> [Items]
---
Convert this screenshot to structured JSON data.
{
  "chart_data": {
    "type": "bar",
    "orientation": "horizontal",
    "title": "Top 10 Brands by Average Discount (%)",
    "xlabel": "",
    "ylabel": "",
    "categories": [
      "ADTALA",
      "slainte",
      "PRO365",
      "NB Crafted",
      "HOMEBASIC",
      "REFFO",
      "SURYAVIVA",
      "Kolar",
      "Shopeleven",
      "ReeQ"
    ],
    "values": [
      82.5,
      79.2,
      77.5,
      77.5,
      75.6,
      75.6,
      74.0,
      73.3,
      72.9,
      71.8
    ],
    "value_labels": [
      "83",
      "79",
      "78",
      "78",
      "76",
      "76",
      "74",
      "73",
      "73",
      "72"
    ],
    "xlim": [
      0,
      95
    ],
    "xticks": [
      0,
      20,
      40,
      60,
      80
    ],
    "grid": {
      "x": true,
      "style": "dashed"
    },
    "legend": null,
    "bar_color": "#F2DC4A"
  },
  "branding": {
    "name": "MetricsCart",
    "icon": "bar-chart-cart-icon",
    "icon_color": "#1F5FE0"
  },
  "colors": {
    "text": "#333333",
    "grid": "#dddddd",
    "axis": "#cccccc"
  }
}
---
> [To do] Transcribe all lines as written.

> [Expected output]
Convert this screenshot to structured JSON data.
{
  "chart_data": {
    "type": "bar",
    "orientation": "horizontal",
    "title": "Top 10 Brands by Average Discount (%)",
    "xlabel": "",
    "ylabel": "",
    "categories": [
      "ADTALA",
      "slainte",
      "PRO365",
      "NB Crafted",
      "HOMEBASIC",
      "REFFO",
      "SURYAVIVA",
      "Kolar",
      "Shopeleven",
      "ReeQ"
    ],
    "values": [
      82.5,
      79.2,
      77.5,
      77.5,
      75.6,
      75.6,
      74.0,
      73.3,
      72.9,
      71.8
    ],
    "value_labels": [
      "83",
      "79",
      "78",
      "78",
      "76",
      "76",
      "74",
      "73",
      "73",
      "72"
    ],
    "xlim": [
      0,
      95
    ],
    "xticks": [
      0,
      20,
      40,
      60,
      80
    ],
    "grid": {
      "x": true,
      "style": "dashed"
    },
    "legend": null,
    "bar_color": "#F2DC4A"
  },
  "branding": {
    "name": "MetricsCart",
    "icon": "bar-chart-cart-icon",
    "icon_color": "#1F5FE0"
  },
  "colors": {
    "text": "#333333",
    "grid": "#dddddd",
    "axis": "#cccccc"
  }
}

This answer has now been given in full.